**Exercise task A**.
In the journal entry about Haitch leaving, which three Shoes books did Haitch give the writer?
**Exercise task B**.
Write the next part of the journal entry about Haitch leaving, starting after the penguin card's caption.

**Document extract**.

☆ ☆ ☆ ☆ ☆

Reading: Middlemarch and Dancing Shoes

Listening: How Green Was My Valley. And I did walk to work today

Moving: Walked five miles

12 August 2002: Still Leaving

"When you told me you were leaving me I did not know what to say but my eyes told no lies and my tears fell in a silent way."

Haitch gave me a few things as she packed: a purple corduroy hat, a slate blue embroidered box containing scented candles, and three Shoes books, Ballet, Dancing, and Theater. Also a dear card whose note reminded me of things I meant to give her, including one item that would do better along a road trip than in a care package.

As I scampered about getting ready to meet everyone for dinner and goodbye, this is what I compiled:

  • a box of Girl Scout Tagalongs. I have given her a box at late summer for three years now, when the Garcia effect from her overindulgence at regular Girl Scout cookie time has receded (this was the thing better for the road trip than a care package)
  • Nobody's Fool, because she's reading for pleasure for the first time in years. (Her first book was The Lovely Bones, this week's flavor of the month among escribitionists.) The main reason is that it's set in upstate New York, though about three hours closer to civilization than where she's headed. Other reasons are that I love it and that I heard about it from an old, briefly resurfaced, friend.
  • a collection of songs:
    • Billy Joel, New York State of Mind (even though she's moving to New York State, not New York City)
    • Shriekback, Everything that Rises Must Converge (for Flannery O'Connor)
    • Peter Gabriel, Mercy Street (for Anne Sexton)
    • Kate Bush, The Sensual World (for James Joyce)
    • Cat Stevens, Peace Train (in case she didn't know the non-10,000 Maniacs version)
    • David Gray, Babylon (I would have included Don Henley's "Boys of Summer," too, but I don't have it at all let alone on CD)
    • Cat Stevens, Into White (sad, because she's leaving)
    • Cowboy Junkies, If You Were the Woman and I Was the Man (because it's a great song)
    • Kate Bush, Jig of Life (a happy favorite of mine)
    • Peter Gabriel, Solsbury Hill (ditto)
    • Des'ree, You Gotta Be (because however pop and trite, it's soothing and reassuring and I like it, damn it)
    • k.d. lang, Constant Craving (why this one particularly? not sure)
    • Cowboy Junkies, Speaking Confidentially (obvious)
    • Innocence Mission, Wonder of Birds (because of Blake, and because various others on that album are too depressing or guilttrippy)
    • Kate Bush, Them Heavy People (because she is)
    • Michelle Shocked, Silent Way

    (Because I have too much time on my hands, I just ran the average of the release dates of those songs. 1986, OMFB. Even knocking out Cat's two it's 1988. Without the other two '70s and the single one from this millennium, 1989.)

  • a card I found last week, the latest in my line of penguin stuff. A penguin toddles along a sidewalk, in focus in front of blurred people. Its caption: "Bravery is no more than a series of small steps."

☆ ☆ ☆ ☆ ☆

**Information supplied**.
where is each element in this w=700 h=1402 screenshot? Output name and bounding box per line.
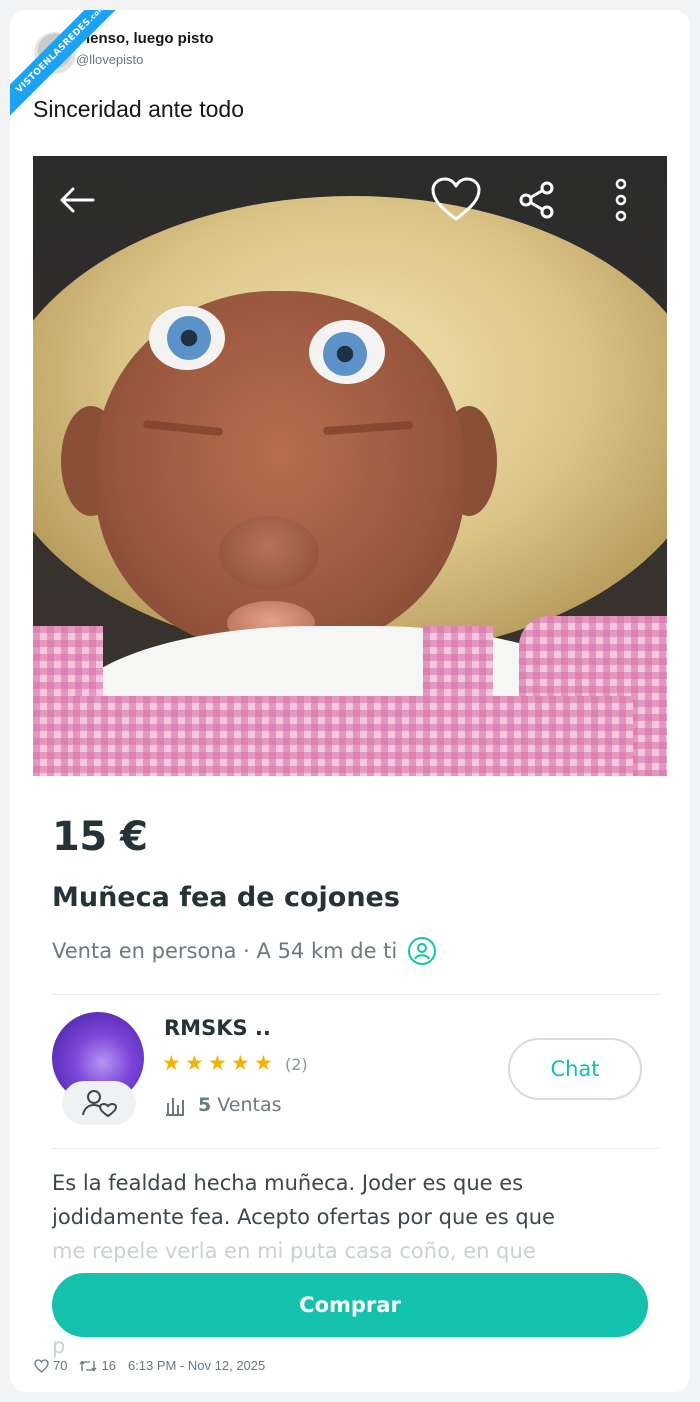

☆ ☆ ☆ ☆ ☆

**Reply A**.
Ballet, Dancing, and Theater.

**Reply B**.
  • and a ball. I have to find the name of the pertinent episode: Lisa Simpson is quite used to being the smartest kid in school, until one day when this other smart chick moves in. Lisa loves the companionship until one day she goes to her new friend's house for dinner and the whole family are smart, as Lisa's are not at all. So they play word games around the table, and when she cannot participate, the new girl's father reaches for a ball, puts it into Lisa's hands, and says, "Here's a ball. Why don't you play with it?" Ever after that episode, when RDC goes off on one of his tangents, Haitch and I will mime handing the other one a ball and perhaps have a small game of mime catch. So last night I got home from work and asked RDC some thing or other and he said a whole bunch of techy stuff, about 15% of which I followed and 100% of which reminded me about something else: I scampered downstairs remembering that I wanted to give Haitch a ball. I gave myself a birthday party in 1992, the memory of which I should like to strike from my brain, except that Julia gave me a ball that flashes when it strikes a surface--a mitt or the floor. It's been idling in a box of oddments ever since and I was glad for it to have a better home. If it winds up in Haitch's box of oddments, at least there will have been the regifting story in the middle.

At Benny's, Haitch's until-last-Saturday roommate, The Other H, who is now Hilp, looked at the cd's song list. She had happened across "The Truth about Cats and Dogs" and watched it through to the end (RDC made a sympathetic noise) to learn who sang "Angel Mine."

The Cowboy Junkies. You will be assimilated. I told Hilp how Haitch has resisted the force of my will ever since their pathetic sound at Fiddler's Green ruined Lilith Fair, and how I converted my sister and how my sister converted her own roommate. Haitch was desperate, pleading of RDC, "You hate the Cowboy Junkies, don't you?" No, he loves them. He just hates most of my other music, except Peter Gabriel. (It's a good thing for him that he likes those two. And if he doesn't listen to Kate Bush on his own he doesn't run screaming from the house. Quite.)

However, I told Hilp, I have my priorities. A Junkies email on 25 July listed that their sole Denver date in 2002 would be the same night as Haitch's post-defense party but not even that induced me to cancel on her.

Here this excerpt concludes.